§ Directive: Among the entries below, find the lines with "hungaricana" and copy them.

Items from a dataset

— BEGIN —

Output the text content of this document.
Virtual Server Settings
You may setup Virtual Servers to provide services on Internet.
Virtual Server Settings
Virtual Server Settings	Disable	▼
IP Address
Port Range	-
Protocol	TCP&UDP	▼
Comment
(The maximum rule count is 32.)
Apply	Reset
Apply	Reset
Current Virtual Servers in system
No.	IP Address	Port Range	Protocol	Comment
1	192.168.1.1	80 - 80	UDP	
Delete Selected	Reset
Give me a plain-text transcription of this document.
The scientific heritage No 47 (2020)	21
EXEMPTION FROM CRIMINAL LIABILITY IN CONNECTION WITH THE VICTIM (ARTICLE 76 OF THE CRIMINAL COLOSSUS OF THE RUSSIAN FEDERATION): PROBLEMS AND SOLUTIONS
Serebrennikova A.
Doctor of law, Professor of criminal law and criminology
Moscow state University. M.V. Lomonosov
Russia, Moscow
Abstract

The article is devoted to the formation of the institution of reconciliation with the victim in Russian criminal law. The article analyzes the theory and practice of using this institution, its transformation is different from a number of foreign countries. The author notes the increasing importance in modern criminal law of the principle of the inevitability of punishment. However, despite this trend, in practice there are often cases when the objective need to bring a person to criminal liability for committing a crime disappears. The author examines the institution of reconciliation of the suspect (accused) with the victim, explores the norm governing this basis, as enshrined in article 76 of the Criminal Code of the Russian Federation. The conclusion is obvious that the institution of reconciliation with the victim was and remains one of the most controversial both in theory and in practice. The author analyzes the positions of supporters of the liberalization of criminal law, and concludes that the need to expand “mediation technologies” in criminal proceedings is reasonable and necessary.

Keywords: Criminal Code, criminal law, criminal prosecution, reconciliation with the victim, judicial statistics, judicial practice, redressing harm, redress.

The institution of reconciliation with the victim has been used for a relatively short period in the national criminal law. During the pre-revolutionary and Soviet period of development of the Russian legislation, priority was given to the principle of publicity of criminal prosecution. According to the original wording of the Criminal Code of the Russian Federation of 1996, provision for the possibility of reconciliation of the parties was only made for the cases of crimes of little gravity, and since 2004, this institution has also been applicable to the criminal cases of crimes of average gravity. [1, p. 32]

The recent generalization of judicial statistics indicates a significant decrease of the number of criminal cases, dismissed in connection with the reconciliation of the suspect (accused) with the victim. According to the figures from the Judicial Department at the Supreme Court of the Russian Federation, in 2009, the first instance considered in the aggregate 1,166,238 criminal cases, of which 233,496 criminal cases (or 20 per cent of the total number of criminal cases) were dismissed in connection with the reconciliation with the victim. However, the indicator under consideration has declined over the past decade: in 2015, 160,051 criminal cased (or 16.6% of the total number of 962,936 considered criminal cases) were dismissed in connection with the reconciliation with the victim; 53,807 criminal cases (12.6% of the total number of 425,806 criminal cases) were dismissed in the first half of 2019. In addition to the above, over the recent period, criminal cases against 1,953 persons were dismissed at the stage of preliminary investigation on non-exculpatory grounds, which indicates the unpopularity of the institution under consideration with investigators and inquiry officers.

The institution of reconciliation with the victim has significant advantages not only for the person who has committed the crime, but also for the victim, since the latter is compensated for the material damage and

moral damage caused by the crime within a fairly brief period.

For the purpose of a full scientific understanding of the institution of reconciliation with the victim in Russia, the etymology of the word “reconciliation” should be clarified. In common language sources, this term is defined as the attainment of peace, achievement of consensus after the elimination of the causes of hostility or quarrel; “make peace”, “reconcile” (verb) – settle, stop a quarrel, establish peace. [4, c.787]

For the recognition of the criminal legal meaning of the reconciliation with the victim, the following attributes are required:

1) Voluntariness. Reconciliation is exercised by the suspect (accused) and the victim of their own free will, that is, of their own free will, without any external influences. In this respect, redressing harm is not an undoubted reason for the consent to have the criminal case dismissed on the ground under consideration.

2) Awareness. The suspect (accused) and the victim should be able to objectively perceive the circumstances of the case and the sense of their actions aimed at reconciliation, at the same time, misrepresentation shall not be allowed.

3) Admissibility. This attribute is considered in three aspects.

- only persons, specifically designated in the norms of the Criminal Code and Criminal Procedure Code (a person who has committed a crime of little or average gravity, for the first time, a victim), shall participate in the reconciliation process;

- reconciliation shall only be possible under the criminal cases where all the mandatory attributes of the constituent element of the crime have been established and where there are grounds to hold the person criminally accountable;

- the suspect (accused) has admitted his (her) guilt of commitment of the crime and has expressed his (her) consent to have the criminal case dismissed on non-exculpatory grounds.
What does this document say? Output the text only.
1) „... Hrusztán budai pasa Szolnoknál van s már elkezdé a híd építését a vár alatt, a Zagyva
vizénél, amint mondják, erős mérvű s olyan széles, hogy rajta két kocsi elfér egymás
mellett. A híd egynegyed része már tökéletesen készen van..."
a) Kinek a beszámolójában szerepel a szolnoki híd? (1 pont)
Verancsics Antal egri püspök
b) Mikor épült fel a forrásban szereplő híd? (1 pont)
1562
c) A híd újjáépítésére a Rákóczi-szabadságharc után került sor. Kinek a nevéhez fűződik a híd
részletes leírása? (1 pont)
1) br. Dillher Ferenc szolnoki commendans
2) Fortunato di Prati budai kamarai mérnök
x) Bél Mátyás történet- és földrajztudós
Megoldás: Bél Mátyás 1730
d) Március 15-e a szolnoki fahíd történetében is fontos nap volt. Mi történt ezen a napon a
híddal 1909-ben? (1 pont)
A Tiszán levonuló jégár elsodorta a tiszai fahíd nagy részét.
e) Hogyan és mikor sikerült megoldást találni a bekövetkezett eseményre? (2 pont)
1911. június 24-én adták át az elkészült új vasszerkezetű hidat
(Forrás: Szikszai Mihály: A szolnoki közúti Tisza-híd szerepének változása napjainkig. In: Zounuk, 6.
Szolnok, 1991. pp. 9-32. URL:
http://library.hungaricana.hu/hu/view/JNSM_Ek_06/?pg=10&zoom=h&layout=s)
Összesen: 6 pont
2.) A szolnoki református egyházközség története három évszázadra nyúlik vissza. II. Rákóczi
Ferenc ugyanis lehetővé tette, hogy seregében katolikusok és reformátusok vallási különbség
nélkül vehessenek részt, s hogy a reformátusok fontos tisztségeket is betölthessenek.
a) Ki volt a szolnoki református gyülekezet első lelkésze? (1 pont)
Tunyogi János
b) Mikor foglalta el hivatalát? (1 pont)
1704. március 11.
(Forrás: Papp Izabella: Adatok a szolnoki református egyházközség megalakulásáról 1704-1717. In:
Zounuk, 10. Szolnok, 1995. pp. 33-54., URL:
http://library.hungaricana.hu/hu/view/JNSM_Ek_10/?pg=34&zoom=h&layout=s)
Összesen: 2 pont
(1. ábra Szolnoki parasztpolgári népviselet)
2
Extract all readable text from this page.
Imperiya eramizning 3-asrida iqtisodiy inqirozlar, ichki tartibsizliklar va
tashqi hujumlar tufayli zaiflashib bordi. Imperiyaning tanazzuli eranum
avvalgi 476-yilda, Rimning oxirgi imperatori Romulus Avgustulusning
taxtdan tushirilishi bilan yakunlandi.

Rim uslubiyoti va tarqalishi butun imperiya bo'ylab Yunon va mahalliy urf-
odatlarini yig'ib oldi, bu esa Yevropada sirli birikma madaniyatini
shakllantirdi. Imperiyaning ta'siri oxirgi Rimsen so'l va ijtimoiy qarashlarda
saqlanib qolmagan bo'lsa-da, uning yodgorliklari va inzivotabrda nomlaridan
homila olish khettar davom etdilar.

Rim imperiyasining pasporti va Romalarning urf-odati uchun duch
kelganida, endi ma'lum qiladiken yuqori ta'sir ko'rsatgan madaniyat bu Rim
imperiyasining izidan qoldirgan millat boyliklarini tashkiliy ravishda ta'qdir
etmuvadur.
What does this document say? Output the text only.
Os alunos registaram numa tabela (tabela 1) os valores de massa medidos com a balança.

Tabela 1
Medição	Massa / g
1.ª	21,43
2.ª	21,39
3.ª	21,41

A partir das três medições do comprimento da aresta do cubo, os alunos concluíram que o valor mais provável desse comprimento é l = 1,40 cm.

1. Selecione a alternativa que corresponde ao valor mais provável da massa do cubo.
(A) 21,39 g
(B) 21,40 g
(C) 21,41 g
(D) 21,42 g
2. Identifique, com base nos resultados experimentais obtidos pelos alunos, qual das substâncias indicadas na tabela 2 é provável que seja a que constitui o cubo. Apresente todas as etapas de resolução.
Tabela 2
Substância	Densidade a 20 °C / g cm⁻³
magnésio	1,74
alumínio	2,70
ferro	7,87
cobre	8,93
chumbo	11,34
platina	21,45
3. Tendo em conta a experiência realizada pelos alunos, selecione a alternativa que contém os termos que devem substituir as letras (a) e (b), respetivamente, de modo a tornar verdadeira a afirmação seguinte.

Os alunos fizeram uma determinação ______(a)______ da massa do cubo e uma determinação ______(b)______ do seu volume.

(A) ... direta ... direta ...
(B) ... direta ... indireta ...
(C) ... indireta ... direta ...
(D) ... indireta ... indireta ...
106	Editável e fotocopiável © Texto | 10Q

— END —

§ Result of this exercise:
http://library.hungaricana.hu/hu/view/JNSM_Ek_06/?pg=10&zoom=h&layout=s)
http://library.hungaricana.hu/hu/view/JNSM_Ek_10/?pg=34&zoom=h&layout=s)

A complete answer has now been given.